##### RECORDS FOR THIS EXERCISE #####

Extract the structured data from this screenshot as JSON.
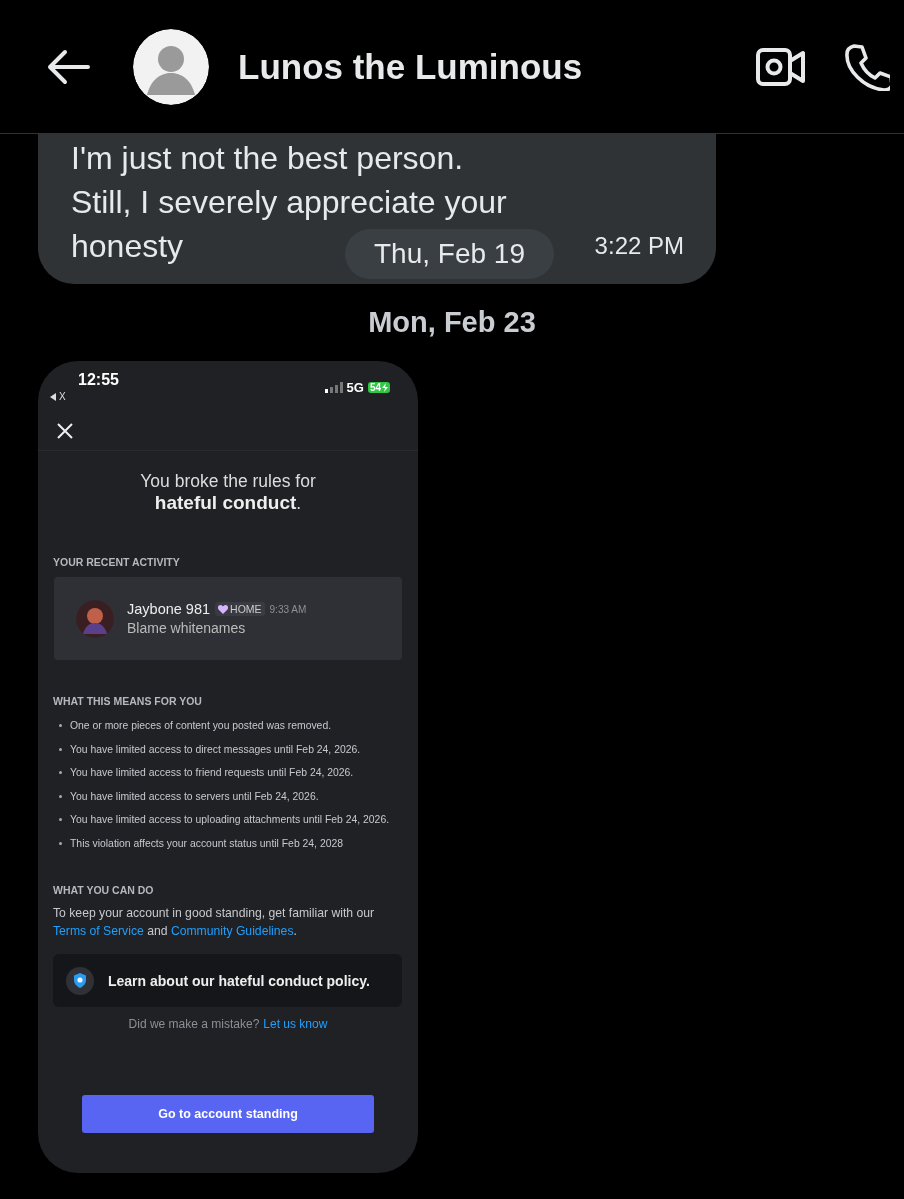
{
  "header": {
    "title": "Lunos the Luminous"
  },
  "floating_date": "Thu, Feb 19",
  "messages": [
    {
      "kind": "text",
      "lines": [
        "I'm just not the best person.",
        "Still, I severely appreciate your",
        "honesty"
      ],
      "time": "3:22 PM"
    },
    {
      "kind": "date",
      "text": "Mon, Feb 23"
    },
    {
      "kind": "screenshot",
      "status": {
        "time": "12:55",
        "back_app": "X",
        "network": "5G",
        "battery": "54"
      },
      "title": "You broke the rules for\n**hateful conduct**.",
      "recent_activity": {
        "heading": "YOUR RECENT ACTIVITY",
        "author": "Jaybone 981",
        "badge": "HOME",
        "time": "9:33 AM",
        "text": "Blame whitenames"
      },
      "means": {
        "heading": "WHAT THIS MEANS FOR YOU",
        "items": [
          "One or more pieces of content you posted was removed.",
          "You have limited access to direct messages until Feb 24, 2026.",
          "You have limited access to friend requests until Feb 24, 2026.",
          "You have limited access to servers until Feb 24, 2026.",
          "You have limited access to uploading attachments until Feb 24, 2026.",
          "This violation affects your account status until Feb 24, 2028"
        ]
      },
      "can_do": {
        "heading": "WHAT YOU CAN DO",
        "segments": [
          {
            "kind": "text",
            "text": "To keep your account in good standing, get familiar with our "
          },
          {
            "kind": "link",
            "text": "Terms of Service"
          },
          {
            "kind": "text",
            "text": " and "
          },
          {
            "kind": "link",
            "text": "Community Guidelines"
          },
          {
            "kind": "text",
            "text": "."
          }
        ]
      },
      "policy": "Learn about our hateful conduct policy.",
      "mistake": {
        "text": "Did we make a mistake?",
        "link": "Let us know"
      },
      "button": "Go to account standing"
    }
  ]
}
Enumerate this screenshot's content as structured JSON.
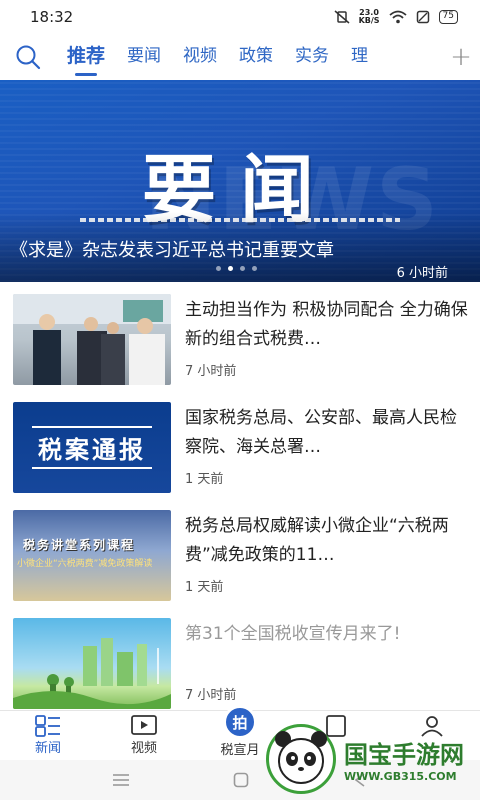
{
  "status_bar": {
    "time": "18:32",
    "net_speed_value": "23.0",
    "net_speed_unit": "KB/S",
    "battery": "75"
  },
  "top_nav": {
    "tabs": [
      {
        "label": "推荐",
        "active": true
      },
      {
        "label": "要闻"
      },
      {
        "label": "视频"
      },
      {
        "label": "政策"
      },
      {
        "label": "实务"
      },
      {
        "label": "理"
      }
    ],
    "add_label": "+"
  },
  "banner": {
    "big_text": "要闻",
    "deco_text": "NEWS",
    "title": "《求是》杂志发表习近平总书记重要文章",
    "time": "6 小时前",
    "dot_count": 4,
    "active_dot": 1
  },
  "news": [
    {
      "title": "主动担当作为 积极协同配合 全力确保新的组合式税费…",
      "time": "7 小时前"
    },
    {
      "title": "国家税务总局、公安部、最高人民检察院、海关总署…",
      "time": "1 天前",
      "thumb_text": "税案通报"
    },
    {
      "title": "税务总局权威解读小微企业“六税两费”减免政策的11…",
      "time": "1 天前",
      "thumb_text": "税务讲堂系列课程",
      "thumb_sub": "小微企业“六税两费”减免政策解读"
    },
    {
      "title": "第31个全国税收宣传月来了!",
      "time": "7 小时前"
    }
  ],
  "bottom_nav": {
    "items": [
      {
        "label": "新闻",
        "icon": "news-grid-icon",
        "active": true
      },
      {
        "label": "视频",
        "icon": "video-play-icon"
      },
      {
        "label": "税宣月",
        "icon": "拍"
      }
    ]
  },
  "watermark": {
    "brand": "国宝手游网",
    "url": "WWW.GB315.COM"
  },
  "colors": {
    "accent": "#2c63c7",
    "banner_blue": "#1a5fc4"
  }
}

#####
##### RECORDS FOR THIS EXERCISE #####

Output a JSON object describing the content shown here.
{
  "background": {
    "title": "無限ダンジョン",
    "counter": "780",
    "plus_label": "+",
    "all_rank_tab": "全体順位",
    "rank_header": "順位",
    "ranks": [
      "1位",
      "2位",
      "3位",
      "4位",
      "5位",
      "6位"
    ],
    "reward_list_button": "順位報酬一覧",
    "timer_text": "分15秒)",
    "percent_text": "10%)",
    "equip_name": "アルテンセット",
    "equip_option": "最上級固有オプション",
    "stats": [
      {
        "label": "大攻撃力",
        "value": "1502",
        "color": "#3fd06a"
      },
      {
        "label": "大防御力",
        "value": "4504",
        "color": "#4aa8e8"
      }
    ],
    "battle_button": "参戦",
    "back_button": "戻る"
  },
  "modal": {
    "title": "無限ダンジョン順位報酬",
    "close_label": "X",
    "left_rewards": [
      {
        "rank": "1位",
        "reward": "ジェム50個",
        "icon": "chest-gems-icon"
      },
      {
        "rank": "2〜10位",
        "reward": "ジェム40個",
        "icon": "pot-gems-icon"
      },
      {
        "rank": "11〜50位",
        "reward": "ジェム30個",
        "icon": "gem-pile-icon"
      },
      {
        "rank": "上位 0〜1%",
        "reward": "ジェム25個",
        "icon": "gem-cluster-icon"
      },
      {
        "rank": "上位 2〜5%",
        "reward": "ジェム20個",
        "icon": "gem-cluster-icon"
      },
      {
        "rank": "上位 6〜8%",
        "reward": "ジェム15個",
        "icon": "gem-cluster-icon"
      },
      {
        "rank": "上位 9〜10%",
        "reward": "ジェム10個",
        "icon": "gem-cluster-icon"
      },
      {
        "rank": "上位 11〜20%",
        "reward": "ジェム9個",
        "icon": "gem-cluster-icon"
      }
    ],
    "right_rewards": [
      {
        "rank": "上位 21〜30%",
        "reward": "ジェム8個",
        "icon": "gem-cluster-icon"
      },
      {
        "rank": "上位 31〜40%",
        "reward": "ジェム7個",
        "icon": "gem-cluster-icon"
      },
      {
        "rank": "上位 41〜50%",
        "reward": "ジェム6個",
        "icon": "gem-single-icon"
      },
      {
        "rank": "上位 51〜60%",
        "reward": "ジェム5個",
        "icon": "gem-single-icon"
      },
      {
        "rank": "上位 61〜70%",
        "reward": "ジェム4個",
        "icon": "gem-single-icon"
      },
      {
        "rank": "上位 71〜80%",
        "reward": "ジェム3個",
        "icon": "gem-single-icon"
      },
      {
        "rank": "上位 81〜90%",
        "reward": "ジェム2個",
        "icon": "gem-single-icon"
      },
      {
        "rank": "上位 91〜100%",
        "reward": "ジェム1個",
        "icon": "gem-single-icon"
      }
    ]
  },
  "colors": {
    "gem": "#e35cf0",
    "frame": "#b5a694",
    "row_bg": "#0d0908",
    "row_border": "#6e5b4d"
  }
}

#####

### WHAT IS NEEDED
Whichever lines contain the string "content", select and copy them.

### COMPLETE RESPONSE
          "One or more pieces of content you posted was removed.",
Enumerate this screenshot's content as structured JSON.
Output a JSON object describing the content shown here.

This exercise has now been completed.